----- TEXT PROVIDED -----

The best vendors at the ballpark snapped out quips and nonsense, thick as mustard on a hot dog. They poured a beer, handed over a soft pretzel and spun out a story about a mother-in-law they didn’t have or a fish they never caught. Those nearby leaned in to listen.
Vendors made fans part of the game, like foul balls hit into the stands.
Now, vendors are gone. At first, it was the fancy saloons scattered inside ballparks, then COVID. Vendors had been fending off ballpark bars since World War II.
It was 1946 when Larry MacPhail, grandfather of former Minnesota Twins’ general manager Andy, sparked the evolution of genteel ballpark gin joints. That perk was for only the cake-eaters at Yankee Stadium then.
Now, anyone with a $4 standing room only ticket can spend an entire game on a ballpark bar stool watching the game on large screens. A pal of author Arnold Hano saw that coming.
Hano wrote the clean, witty classic “A Day in the Bleachers,” a first-person account of one ball game, and not just any ball game. It’s about the first game of the 1954 World Series in which the New York Giants’ Willie Mays made what is known as “The Catch.”

----- GIVEN INFORMATION -----

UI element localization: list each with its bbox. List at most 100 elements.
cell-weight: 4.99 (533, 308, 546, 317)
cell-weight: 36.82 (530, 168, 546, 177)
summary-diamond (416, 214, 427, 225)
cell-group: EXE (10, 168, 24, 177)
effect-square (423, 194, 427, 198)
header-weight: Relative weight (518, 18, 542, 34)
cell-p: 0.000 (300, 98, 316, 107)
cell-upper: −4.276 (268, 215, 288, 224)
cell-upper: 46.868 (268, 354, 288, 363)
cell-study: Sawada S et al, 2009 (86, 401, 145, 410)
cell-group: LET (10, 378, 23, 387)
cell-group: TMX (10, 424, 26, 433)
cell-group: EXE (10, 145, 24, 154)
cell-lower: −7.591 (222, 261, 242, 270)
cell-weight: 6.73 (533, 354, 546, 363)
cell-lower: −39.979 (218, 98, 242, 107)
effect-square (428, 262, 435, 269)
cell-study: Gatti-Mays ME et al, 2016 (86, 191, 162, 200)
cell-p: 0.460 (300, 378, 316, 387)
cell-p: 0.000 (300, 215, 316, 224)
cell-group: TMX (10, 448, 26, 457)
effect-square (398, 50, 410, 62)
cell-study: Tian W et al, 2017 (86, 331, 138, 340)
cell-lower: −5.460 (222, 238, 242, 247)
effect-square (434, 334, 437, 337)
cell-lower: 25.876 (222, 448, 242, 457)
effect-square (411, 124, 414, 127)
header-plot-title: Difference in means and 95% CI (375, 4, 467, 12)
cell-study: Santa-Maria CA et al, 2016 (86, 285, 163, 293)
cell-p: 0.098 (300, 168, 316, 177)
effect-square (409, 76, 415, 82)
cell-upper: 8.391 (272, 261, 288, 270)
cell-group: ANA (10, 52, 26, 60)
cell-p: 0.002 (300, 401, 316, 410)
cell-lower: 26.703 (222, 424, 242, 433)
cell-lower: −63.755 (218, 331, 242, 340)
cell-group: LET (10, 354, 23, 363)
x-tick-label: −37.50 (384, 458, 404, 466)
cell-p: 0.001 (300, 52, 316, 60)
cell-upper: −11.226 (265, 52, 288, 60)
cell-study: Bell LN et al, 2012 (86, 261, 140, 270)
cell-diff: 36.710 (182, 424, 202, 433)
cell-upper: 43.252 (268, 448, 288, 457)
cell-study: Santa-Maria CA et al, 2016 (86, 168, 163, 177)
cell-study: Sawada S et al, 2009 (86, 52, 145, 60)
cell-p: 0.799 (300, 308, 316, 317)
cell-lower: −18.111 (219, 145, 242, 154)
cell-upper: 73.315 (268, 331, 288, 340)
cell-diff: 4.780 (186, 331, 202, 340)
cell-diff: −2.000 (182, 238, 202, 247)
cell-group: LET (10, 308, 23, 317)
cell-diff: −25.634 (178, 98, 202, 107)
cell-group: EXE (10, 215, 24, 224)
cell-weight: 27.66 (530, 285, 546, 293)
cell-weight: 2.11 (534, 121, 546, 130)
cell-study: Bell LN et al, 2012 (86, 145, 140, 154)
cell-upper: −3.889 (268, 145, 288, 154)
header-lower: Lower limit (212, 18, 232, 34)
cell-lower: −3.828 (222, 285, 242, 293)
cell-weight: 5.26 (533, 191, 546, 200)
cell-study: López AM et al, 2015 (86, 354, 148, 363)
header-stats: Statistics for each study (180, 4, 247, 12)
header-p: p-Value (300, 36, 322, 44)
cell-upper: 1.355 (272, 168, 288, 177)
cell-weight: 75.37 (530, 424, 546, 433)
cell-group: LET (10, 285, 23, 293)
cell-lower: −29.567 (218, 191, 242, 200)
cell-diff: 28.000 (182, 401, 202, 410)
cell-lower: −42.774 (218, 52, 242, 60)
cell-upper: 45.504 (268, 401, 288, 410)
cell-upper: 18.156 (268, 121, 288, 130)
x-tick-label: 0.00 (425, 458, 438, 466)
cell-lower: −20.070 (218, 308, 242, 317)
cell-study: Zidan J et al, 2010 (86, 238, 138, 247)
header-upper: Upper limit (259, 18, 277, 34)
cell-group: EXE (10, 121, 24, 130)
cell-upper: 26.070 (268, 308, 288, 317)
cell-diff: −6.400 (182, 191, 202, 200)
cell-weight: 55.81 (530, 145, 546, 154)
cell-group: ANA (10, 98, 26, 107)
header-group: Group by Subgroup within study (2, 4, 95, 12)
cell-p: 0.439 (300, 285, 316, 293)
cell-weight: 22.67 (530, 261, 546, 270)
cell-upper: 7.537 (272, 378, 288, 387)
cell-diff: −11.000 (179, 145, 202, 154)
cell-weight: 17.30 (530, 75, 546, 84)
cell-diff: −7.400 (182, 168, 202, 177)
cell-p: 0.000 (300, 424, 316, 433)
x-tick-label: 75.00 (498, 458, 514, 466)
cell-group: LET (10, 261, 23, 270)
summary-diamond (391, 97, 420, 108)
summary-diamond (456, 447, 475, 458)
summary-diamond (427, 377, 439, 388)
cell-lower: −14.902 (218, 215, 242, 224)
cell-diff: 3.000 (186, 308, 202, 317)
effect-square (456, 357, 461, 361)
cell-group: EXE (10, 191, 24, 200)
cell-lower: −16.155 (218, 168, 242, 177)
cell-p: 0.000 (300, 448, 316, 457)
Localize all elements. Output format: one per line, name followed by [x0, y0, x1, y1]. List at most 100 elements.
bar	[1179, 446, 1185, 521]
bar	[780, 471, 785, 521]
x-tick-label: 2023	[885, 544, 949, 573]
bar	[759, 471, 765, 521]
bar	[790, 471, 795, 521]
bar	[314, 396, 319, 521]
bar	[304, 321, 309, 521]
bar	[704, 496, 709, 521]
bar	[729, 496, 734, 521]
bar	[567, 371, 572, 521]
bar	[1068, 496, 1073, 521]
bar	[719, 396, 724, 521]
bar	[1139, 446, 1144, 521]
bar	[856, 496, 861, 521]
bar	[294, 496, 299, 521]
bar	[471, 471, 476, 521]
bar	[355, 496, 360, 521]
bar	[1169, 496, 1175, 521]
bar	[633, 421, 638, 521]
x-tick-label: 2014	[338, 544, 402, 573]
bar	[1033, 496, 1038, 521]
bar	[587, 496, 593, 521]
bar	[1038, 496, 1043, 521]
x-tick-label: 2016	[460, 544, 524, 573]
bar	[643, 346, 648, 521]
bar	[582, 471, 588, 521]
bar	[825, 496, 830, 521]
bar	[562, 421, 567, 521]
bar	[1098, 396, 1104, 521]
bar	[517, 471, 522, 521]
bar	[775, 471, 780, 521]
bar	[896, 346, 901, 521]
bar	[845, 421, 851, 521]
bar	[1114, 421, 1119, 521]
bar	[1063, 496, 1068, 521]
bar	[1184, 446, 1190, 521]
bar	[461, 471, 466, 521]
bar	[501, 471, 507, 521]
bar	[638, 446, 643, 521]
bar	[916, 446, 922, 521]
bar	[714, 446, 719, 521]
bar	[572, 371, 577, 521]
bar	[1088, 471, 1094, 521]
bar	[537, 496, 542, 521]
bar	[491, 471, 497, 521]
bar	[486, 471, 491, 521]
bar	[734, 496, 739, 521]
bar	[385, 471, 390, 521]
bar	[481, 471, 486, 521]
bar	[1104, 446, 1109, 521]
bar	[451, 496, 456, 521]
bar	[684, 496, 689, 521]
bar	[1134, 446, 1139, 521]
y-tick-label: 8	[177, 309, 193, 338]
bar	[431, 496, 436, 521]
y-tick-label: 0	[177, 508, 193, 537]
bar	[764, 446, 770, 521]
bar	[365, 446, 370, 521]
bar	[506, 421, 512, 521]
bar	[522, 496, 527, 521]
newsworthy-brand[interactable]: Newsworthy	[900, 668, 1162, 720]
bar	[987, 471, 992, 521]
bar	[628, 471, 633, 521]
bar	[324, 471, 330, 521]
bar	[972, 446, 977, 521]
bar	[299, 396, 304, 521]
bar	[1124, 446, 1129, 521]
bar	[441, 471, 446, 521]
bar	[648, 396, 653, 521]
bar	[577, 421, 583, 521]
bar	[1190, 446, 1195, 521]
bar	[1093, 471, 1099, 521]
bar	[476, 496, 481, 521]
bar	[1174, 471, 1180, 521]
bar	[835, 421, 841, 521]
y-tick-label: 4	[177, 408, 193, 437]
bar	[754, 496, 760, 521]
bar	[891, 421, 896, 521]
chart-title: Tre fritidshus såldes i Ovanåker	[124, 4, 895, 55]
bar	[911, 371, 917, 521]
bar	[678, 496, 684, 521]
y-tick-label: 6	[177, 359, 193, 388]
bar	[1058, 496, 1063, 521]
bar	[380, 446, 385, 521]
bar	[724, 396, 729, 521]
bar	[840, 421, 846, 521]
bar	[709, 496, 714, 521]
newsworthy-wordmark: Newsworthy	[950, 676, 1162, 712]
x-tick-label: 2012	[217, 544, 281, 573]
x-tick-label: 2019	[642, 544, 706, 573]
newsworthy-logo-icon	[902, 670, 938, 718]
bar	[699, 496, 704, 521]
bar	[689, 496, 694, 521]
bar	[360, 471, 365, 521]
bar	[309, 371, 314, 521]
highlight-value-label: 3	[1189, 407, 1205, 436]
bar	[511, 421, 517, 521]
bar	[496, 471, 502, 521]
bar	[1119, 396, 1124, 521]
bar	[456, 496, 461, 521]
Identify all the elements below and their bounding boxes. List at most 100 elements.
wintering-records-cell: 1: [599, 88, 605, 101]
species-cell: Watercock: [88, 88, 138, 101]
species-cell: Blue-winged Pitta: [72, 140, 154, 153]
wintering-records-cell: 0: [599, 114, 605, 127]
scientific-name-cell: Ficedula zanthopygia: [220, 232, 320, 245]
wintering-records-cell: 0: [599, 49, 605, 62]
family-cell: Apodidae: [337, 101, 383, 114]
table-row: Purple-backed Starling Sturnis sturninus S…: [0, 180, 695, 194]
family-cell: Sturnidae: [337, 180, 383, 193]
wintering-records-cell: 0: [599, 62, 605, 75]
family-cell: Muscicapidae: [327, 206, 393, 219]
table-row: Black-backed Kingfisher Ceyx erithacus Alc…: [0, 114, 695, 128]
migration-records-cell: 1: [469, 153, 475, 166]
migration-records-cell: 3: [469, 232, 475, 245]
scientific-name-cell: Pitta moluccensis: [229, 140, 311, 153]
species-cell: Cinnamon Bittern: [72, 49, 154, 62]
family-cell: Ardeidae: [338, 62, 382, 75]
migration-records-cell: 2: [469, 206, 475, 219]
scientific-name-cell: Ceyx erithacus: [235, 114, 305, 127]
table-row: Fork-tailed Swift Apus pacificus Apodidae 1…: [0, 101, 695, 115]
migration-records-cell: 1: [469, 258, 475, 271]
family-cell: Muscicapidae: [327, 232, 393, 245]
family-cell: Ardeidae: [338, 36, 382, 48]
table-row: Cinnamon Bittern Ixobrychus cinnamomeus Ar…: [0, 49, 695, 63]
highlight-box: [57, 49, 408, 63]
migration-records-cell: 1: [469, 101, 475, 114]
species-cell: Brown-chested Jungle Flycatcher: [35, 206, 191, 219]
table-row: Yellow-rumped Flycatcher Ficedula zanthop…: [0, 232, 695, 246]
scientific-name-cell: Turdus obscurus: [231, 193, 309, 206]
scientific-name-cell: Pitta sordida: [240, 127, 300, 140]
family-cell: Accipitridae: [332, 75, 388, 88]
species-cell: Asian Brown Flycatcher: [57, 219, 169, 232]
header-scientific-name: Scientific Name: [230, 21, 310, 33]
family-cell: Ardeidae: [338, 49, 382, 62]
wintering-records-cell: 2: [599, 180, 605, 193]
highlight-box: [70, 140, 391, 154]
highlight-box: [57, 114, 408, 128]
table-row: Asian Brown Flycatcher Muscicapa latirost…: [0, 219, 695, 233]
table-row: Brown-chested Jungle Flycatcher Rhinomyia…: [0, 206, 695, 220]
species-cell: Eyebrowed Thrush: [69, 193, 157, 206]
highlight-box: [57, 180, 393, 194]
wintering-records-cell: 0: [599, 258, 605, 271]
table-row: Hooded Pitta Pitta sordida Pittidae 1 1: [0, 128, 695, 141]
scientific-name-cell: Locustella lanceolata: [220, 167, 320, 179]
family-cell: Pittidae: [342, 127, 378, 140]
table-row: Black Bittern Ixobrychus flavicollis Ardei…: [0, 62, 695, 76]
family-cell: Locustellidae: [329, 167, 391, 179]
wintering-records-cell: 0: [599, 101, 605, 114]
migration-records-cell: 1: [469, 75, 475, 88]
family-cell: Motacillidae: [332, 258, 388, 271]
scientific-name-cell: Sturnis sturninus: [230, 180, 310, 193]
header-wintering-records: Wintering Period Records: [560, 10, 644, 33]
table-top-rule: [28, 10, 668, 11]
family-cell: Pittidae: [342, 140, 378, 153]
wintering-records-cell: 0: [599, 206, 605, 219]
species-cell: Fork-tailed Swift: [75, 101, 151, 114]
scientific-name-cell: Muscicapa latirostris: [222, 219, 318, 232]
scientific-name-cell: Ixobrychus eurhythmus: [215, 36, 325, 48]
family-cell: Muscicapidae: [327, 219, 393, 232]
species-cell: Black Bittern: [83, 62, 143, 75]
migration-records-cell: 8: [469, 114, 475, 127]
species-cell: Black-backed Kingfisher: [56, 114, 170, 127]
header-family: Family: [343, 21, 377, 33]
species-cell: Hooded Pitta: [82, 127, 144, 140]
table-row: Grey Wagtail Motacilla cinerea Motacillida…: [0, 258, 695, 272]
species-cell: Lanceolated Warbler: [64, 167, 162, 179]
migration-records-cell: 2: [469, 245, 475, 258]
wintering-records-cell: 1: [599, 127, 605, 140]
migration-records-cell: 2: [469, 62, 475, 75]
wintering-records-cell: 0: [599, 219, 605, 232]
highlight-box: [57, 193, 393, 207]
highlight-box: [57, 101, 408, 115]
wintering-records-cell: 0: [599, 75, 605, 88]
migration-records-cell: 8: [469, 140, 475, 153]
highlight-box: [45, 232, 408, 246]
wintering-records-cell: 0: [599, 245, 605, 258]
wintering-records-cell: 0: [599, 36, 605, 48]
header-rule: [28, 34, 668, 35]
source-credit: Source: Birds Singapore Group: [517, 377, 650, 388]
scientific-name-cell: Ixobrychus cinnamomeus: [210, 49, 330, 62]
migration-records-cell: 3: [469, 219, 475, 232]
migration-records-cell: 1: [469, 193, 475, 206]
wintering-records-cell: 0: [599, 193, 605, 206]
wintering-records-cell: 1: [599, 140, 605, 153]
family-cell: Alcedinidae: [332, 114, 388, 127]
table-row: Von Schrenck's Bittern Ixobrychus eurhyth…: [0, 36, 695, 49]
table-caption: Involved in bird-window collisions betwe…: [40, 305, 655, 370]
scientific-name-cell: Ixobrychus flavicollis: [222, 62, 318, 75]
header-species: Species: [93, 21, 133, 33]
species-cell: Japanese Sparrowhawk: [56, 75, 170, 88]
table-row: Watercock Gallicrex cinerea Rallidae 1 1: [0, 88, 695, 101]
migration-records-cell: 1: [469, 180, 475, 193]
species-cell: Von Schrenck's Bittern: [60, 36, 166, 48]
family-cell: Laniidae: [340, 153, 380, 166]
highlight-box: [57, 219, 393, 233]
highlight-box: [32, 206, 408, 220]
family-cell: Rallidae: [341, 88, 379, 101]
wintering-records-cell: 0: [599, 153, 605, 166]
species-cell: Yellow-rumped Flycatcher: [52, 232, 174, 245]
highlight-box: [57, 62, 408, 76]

-----

§ **REQUIRED ACTION**: Reproduce the full passage on ballpark vendors word for word.

§ **ANSWER FOR THE TASK**:
The best vendors at the ballpark snapped out quips and nonsense, thick as mustard on a hot dog. They poured a beer, handed over a soft pretzel and spun out a story about a mother-in-law they didn’t have or a fish they never caught. Those nearby leaned in to listen.
Vendors made fans part of the game, like foul balls hit into the stands.
Now, vendors are gone. At first, it was the fancy saloons scattered inside ballparks, then COVID. Vendors had been fending off ballpark bars since World War II.
It was 1946 when Larry MacPhail, grandfather of former Minnesota Twins’ general manager Andy, sparked the evolution of genteel ballpark gin joints. That perk was for only the cake-eaters at Yankee Stadium then.
Now, anyone with a $4 standing room only ticket can spend an entire game on a ballpark bar stool watching the game on large screens. A pal of author Arnold Hano saw that coming.
Hano wrote the clean, witty classic “A Day in the Bleachers,” a first-person account of one ball game, and not just any ball game. It’s about the first game of the 1954 World Series in which the New York Giants’ Willie Mays made what is known as “The Catch.”